■ YOUR OBJECTIVE ■
Write out the data again in full, exactly as it reads.

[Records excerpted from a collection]

— begin —

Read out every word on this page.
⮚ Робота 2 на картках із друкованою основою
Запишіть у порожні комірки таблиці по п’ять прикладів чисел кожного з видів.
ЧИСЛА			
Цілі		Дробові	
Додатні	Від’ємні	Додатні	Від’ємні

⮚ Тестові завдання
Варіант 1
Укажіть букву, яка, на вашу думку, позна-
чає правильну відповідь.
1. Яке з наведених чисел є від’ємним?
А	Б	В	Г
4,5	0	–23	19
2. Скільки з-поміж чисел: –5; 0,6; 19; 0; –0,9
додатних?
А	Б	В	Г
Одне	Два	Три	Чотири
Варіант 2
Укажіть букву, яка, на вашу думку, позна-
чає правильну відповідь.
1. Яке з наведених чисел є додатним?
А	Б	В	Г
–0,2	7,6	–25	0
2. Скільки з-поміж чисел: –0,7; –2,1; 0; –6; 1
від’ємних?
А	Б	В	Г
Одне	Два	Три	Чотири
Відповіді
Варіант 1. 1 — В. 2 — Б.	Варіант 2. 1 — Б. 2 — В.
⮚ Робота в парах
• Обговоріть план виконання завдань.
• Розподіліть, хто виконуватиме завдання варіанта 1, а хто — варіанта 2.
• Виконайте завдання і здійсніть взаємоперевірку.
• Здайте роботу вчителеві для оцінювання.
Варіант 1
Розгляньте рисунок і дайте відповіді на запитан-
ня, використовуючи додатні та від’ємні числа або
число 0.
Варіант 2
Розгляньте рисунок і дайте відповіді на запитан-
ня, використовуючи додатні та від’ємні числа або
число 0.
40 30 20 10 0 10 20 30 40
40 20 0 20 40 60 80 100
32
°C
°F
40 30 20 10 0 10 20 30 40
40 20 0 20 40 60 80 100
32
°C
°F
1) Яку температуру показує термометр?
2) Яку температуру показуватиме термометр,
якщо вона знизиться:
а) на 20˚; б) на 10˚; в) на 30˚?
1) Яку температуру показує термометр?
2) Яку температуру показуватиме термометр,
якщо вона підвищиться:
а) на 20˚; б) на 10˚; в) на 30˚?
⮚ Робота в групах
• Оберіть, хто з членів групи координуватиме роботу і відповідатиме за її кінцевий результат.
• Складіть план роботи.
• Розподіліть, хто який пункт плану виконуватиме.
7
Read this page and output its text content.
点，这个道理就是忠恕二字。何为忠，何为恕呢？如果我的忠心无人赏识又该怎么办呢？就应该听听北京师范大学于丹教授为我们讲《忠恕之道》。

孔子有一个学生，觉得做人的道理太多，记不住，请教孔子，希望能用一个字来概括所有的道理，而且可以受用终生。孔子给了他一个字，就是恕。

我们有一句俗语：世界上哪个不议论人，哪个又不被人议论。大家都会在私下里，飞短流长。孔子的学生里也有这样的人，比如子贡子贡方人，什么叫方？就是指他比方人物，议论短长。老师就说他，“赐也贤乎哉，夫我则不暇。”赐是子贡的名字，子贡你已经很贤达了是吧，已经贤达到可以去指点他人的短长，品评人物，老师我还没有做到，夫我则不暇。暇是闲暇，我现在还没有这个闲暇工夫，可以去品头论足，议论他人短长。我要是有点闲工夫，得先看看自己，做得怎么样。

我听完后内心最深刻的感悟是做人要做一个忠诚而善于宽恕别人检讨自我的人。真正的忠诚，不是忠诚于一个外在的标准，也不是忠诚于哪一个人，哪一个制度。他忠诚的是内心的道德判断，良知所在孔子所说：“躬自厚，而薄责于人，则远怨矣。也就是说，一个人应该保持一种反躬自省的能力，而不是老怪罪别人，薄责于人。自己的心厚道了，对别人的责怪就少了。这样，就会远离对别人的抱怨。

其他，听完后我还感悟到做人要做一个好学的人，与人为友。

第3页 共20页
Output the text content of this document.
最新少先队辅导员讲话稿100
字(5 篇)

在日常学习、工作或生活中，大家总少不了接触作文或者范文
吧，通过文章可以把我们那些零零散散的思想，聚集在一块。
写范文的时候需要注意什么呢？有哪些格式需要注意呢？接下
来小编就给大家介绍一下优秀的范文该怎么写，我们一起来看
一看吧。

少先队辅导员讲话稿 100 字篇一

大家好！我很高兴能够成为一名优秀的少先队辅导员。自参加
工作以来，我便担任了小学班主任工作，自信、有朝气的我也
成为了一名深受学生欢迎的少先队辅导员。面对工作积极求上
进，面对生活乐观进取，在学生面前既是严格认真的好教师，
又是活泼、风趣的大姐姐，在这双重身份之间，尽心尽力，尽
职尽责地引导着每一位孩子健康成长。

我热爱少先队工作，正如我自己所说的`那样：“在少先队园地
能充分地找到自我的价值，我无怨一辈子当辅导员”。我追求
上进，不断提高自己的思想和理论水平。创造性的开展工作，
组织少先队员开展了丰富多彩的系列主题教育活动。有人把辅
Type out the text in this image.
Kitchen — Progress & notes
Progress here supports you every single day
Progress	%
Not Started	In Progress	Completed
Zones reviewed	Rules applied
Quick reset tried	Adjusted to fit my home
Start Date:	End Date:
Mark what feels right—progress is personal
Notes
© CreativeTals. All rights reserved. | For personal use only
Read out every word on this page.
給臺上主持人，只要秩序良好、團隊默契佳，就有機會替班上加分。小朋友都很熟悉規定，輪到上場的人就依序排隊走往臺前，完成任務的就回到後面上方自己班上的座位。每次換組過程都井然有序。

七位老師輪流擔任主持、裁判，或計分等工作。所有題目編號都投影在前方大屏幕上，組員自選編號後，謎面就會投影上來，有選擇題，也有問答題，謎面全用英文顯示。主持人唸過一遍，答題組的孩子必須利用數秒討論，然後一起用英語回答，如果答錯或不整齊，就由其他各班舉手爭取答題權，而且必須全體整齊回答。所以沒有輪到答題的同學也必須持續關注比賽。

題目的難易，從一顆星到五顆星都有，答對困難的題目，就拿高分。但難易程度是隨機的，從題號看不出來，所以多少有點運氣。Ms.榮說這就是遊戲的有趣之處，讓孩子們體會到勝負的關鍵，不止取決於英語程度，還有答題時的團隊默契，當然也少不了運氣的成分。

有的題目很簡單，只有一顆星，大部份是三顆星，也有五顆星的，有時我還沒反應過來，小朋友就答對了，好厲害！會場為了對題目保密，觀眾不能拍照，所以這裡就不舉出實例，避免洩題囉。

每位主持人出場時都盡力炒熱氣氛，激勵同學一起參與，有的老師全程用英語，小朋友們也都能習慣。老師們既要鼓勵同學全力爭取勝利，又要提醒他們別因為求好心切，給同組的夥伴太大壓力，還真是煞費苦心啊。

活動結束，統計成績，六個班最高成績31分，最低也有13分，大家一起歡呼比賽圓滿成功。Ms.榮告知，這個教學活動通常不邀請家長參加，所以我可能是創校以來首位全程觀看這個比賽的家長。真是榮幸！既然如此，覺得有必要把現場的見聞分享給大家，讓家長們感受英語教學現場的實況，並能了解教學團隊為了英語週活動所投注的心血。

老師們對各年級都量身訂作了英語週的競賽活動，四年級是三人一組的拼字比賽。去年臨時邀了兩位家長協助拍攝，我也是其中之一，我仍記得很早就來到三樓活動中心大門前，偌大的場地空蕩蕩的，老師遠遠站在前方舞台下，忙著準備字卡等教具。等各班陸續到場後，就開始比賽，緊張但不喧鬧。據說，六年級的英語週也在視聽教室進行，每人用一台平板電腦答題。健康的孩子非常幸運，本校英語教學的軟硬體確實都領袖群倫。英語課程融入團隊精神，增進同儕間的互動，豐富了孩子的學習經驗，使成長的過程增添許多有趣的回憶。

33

— end —

■ COMPLETED EXERCISE ■
Read out every word on this page.
⮚ Робота 2 на картках із друкованою основою
Запишіть у порожні комірки таблиці по п’ять прикладів чисел кожного з видів.
ЧИСЛА			
Цілі		Дробові	
Додатні	Від’ємні	Додатні	Від’ємні

⮚ Тестові завдання
Варіант 1
Укажіть букву, яка, на вашу думку, позна-
чає правильну відповідь.
1. Яке з наведених чисел є від’ємним?
А	Б	В	Г
4,5	0	–23	19
2. Скільки з-поміж чисел: –5; 0,6; 19; 0; –0,9
додатних?
А	Б	В	Г
Одне	Два	Три	Чотири
Варіант 2
Укажіть букву, яка, на вашу думку, позна-
чає правильну відповідь.
1. Яке з наведених чисел є додатним?
А	Б	В	Г
–0,2	7,6	–25	0
2. Скільки з-поміж чисел: –0,7; –2,1; 0; –6; 1
від’ємних?
А	Б	В	Г
Одне	Два	Три	Чотири
Відповіді
Варіант 1. 1 — В. 2 — Б.	Варіант 2. 1 — Б. 2 — В.
⮚ Робота в парах
• Обговоріть план виконання завдань.
• Розподіліть, хто виконуватиме завдання варіанта 1, а хто — варіанта 2.
• Виконайте завдання і здійсніть взаємоперевірку.
• Здайте роботу вчителеві для оцінювання.
Варіант 1
Розгляньте рисунок і дайте відповіді на запитан-
ня, використовуючи додатні та від’ємні числа або
число 0.
Варіант 2
Розгляньте рисунок і дайте відповіді на запитан-
ня, використовуючи додатні та від’ємні числа або
число 0.
40 30 20 10 0 10 20 30 40
40 20 0 20 40 60 80 100
32
°C
°F
40 30 20 10 0 10 20 30 40
40 20 0 20 40 60 80 100
32
°C
°F
1) Яку температуру показує термометр?
2) Яку температуру показуватиме термометр,
якщо вона знизиться:
а) на 20˚; б) на 10˚; в) на 30˚?
1) Яку температуру показує термометр?
2) Яку температуру показуватиме термометр,
якщо вона підвищиться:
а) на 20˚; б) на 10˚; в) на 30˚?
⮚ Робота в групах
• Оберіть, хто з членів групи координуватиме роботу і відповідатиме за її кінцевий результат.
• Складіть план роботи.
• Розподіліть, хто який пункт плану виконуватиме.
7
Read this page and output its text content.
点，这个道理就是忠恕二字。何为忠，何为恕呢？如果我的忠心无人赏识又该怎么办呢？就应该听听北京师范大学于丹教授为我们讲《忠恕之道》。

孔子有一个学生，觉得做人的道理太多，记不住，请教孔子，希望能用一个字来概括所有的道理，而且可以受用终生。孔子给了他一个字，就是恕。

我们有一句俗语：世界上哪个不议论人，哪个又不被人议论。大家都会在私下里，飞短流长。孔子的学生里也有这样的人，比如子贡子贡方人，什么叫方？就是指他比方人物，议论短长。老师就说他，“赐也贤乎哉，夫我则不暇。”赐是子贡的名字，子贡你已经很贤达了是吧，已经贤达到可以去指点他人的短长，品评人物，老师我还没有做到，夫我则不暇。暇是闲暇，我现在还没有这个闲暇工夫，可以去品头论足，议论他人短长。我要是有点闲工夫，得先看看自己，做得怎么样。

我听完后内心最深刻的感悟是做人要做一个忠诚而善于宽恕别人检讨自我的人。真正的忠诚，不是忠诚于一个外在的标准，也不是忠诚于哪一个人，哪一个制度。他忠诚的是内心的道德判断，良知所在孔子所说：“躬自厚，而薄责于人，则远怨矣。也就是说，一个人应该保持一种反躬自省的能力，而不是老怪罪别人，薄责于人。自己的心厚道了，对别人的责怪就少了。这样，就会远离对别人的抱怨。

其他，听完后我还感悟到做人要做一个好学的人，与人为友。

第3页 共20页
Output the text content of this document.
最新少先队辅导员讲话稿100
字(5 篇)

在日常学习、工作或生活中，大家总少不了接触作文或者范文
吧，通过文章可以把我们那些零零散散的思想，聚集在一块。
写范文的时候需要注意什么呢？有哪些格式需要注意呢？接下
来小编就给大家介绍一下优秀的范文该怎么写，我们一起来看
一看吧。

少先队辅导员讲话稿 100 字篇一

大家好！我很高兴能够成为一名优秀的少先队辅导员。自参加
工作以来，我便担任了小学班主任工作，自信、有朝气的我也
成为了一名深受学生欢迎的少先队辅导员。面对工作积极求上
进，面对生活乐观进取，在学生面前既是严格认真的好教师，
又是活泼、风趣的大姐姐，在这双重身份之间，尽心尽力，尽
职尽责地引导着每一位孩子健康成长。

我热爱少先队工作，正如我自己所说的`那样：“在少先队园地
能充分地找到自我的价值，我无怨一辈子当辅导员”。我追求
上进，不断提高自己的思想和理论水平。创造性的开展工作，
组织少先队员开展了丰富多彩的系列主题教育活动。有人把辅
Type out the text in this image.
Kitchen — Progress & notes
Progress here supports you every single day
Progress	%
Not Started	In Progress	Completed
Zones reviewed	Rules applied
Quick reset tried	Adjusted to fit my home
Start Date:	End Date:
Mark what feels right—progress is personal
Notes
© CreativeTals. All rights reserved. | For personal use only
Read out every word on this page.
給臺上主持人，只要秩序良好、團隊默契佳，就有機會替班上加分。小朋友都很熟悉規定，輪到上場的人就依序排隊走往臺前，完成任務的就回到後面上方自己班上的座位。每次換組過程都井然有序。

七位老師輪流擔任主持、裁判，或計分等工作。所有題目編號都投影在前方大屏幕上，組員自選編號後，謎面就會投影上來，有選擇題，也有問答題，謎面全用英文顯示。主持人唸過一遍，答題組的孩子必須利用數秒討論，然後一起用英語回答，如果答錯或不整齊，就由其他各班舉手爭取答題權，而且必須全體整齊回答。所以沒有輪到答題的同學也必須持續關注比賽。

題目的難易，從一顆星到五顆星都有，答對困難的題目，就拿高分。但難易程度是隨機的，從題號看不出來，所以多少有點運氣。Ms.榮說這就是遊戲的有趣之處，讓孩子們體會到勝負的關鍵，不止取決於英語程度，還有答題時的團隊默契，當然也少不了運氣的成分。

有的題目很簡單，只有一顆星，大部份是三顆星，也有五顆星的，有時我還沒反應過來，小朋友就答對了，好厲害！會場為了對題目保密，觀眾不能拍照，所以這裡就不舉出實例，避免洩題囉。

每位主持人出場時都盡力炒熱氣氛，激勵同學一起參與，有的老師全程用英語，小朋友們也都能習慣。老師們既要鼓勵同學全力爭取勝利，又要提醒他們別因為求好心切，給同組的夥伴太大壓力，還真是煞費苦心啊。

活動結束，統計成績，六個班最高成績31分，最低也有13分，大家一起歡呼比賽圓滿成功。Ms.榮告知，這個教學活動通常不邀請家長參加，所以我可能是創校以來首位全程觀看這個比賽的家長。真是榮幸！既然如此，覺得有必要把現場的見聞分享給大家，讓家長們感受英語教學現場的實況，並能了解教學團隊為了英語週活動所投注的心血。

老師們對各年級都量身訂作了英語週的競賽活動，四年級是三人一組的拼字比賽。去年臨時邀了兩位家長協助拍攝，我也是其中之一，我仍記得很早就來到三樓活動中心大門前，偌大的場地空蕩蕩的，老師遠遠站在前方舞台下，忙著準備字卡等教具。等各班陸續到場後，就開始比賽，緊張但不喧鬧。據說，六年級的英語週也在視聽教室進行，每人用一台平板電腦答題。健康的孩子非常幸運，本校英語教學的軟硬體確實都領袖群倫。英語課程融入團隊精神，增進同儕間的互動，豐富了孩子的學習經驗，使成長的過程增添許多有趣的回憶。

33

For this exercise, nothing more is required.